[START DATA LISTING]
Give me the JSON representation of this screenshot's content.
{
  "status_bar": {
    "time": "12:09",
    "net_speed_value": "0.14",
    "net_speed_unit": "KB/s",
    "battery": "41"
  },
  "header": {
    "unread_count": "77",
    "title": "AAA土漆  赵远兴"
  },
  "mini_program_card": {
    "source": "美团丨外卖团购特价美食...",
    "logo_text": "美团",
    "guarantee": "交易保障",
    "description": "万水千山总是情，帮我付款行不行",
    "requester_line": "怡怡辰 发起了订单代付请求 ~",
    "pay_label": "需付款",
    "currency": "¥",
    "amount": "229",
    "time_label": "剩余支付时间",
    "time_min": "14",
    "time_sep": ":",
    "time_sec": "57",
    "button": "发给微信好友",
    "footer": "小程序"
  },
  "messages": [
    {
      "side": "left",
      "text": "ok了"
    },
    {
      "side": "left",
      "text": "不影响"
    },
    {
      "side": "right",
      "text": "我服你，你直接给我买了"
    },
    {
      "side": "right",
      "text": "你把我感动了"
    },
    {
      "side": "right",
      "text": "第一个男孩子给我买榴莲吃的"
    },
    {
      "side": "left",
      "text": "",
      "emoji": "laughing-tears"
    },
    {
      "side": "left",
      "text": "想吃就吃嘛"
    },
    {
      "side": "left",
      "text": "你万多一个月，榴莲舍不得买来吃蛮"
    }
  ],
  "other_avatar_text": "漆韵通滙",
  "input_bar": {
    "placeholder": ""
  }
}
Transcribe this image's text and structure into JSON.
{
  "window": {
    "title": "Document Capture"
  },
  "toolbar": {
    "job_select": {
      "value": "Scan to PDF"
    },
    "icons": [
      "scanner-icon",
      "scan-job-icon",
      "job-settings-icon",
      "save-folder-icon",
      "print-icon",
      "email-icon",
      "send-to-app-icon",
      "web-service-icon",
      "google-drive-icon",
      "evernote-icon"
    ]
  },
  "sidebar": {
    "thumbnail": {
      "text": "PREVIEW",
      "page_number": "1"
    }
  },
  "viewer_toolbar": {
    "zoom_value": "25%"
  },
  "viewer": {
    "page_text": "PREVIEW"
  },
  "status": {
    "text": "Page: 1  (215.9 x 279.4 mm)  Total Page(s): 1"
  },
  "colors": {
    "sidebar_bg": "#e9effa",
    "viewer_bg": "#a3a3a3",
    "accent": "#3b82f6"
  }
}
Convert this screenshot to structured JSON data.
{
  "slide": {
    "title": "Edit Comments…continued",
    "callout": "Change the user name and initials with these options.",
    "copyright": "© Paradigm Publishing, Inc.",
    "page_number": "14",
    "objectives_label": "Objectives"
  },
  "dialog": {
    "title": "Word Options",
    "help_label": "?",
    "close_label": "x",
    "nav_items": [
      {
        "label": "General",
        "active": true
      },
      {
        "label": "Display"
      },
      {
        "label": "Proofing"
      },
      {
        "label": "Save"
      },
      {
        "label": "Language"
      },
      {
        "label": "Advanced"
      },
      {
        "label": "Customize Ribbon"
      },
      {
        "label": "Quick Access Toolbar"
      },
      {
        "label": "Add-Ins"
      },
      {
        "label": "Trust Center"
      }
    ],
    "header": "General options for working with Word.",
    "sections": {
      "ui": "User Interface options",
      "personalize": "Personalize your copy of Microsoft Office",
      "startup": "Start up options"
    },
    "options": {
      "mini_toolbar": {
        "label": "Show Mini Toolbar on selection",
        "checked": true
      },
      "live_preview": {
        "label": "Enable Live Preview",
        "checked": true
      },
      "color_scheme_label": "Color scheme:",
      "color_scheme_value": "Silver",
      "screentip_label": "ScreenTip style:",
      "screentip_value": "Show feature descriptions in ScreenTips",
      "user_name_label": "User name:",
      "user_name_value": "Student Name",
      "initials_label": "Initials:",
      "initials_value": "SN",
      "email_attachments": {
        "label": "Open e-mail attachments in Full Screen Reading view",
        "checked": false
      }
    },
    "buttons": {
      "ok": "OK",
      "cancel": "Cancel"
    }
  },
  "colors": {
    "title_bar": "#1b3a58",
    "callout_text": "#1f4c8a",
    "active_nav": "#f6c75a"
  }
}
[END DATA LISTING]
▸ **TO DO**
Gather from the data above every line with the string "General".

▸ **SOLVED EXERCISE**
        "label": "General",
    "header": "General options for working with Word.",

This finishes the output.